*PROMPT*
Go through the material below and report how many lines contain "经过低通滤波的相干解调信号波形". Give only the number.

[Dataset items]
┄┄┄┄┄┄┄┄┄┄
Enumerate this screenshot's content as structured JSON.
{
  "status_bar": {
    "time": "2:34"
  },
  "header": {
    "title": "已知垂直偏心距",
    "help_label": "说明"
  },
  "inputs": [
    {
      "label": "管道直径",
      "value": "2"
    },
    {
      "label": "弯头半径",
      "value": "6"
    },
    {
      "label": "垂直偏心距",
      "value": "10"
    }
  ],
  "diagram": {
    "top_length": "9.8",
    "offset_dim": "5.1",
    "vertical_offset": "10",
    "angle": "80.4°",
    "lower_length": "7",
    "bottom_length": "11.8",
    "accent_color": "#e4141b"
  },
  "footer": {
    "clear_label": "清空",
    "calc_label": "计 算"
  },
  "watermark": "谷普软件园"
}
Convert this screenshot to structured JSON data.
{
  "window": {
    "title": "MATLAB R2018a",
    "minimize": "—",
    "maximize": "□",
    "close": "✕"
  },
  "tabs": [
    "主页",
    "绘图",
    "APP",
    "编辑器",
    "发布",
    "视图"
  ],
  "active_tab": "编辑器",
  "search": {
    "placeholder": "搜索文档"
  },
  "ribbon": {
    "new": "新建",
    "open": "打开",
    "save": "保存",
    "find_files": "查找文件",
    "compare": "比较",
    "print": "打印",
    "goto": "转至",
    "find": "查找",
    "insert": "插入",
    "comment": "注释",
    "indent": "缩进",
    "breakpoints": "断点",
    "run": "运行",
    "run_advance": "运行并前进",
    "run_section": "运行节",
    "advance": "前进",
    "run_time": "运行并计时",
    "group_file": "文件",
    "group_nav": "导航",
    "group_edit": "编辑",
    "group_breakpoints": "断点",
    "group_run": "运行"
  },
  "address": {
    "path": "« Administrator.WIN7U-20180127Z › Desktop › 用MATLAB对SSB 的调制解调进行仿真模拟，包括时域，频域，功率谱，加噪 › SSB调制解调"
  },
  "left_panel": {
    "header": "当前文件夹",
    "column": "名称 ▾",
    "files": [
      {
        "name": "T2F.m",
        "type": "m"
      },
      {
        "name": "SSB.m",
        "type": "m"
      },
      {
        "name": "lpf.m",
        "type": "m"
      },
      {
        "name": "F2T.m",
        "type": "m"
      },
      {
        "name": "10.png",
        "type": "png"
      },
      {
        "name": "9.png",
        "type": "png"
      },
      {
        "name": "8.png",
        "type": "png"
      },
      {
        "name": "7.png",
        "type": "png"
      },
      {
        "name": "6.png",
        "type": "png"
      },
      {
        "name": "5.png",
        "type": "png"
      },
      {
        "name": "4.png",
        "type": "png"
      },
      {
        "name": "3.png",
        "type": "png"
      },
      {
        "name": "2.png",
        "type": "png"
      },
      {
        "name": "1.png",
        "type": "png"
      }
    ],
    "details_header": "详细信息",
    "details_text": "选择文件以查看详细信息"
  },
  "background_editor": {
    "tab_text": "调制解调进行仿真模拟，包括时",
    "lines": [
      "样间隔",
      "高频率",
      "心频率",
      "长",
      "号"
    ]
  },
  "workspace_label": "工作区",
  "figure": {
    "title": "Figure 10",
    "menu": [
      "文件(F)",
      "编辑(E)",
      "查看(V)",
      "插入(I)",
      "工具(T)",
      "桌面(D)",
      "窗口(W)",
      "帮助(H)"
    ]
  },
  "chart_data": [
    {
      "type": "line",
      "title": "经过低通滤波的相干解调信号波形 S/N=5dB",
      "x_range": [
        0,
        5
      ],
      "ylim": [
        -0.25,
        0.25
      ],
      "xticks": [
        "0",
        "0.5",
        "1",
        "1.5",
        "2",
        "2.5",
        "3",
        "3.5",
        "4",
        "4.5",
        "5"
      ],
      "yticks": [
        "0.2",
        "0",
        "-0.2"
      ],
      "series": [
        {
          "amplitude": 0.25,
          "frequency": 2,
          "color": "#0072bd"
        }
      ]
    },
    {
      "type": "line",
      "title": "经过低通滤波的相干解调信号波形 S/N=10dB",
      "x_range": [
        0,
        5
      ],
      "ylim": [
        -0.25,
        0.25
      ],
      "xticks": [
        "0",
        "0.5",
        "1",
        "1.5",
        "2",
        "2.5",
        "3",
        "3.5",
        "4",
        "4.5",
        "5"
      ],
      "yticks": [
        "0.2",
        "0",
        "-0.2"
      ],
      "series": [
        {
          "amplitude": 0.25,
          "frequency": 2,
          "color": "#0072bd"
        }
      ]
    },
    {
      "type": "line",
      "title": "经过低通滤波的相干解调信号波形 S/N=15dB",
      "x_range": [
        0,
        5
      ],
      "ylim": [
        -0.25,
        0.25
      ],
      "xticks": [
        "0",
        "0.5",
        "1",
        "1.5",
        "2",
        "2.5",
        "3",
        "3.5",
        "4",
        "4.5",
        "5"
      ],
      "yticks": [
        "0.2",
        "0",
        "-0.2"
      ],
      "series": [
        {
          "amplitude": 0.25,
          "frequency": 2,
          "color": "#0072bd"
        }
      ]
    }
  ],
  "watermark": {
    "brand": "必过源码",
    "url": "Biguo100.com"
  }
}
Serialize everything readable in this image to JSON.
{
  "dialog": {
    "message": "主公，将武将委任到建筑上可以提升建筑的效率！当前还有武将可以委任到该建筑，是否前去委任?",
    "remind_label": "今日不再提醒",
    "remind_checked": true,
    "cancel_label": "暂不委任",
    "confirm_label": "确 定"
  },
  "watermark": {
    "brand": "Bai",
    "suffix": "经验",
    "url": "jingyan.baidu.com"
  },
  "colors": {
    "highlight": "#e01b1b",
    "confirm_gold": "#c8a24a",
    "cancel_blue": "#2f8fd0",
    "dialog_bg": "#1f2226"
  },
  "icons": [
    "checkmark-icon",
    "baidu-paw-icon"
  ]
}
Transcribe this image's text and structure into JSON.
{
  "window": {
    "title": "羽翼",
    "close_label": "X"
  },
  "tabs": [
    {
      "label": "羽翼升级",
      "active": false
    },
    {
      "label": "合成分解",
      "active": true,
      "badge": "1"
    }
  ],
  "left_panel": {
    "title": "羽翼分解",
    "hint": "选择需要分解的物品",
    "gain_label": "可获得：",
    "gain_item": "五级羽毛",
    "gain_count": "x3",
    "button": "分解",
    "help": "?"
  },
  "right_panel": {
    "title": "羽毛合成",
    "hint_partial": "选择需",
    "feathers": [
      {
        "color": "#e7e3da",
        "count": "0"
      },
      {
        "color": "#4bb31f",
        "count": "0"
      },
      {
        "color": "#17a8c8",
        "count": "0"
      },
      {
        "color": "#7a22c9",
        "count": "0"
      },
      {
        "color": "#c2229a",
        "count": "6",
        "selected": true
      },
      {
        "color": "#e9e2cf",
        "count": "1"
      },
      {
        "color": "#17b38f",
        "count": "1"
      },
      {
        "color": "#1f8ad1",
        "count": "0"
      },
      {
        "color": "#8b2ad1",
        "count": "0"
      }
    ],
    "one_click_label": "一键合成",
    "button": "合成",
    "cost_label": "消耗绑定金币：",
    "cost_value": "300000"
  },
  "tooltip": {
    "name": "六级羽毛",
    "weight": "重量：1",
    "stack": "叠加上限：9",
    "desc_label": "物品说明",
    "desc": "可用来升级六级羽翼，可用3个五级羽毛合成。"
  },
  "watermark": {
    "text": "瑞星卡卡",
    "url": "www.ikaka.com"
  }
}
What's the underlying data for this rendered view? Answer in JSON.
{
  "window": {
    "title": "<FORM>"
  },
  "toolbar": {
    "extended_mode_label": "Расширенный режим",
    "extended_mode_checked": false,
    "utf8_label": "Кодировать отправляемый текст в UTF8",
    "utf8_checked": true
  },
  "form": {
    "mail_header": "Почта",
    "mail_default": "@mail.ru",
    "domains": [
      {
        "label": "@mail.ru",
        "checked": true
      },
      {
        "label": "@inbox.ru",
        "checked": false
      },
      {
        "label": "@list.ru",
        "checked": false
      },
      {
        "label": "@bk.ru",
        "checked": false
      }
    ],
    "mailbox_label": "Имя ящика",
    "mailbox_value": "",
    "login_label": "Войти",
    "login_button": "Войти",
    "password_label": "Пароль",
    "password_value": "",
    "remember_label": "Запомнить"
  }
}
┄┄┄┄┄┄┄┄┄┄
*EXERCISE RESPONSE*
3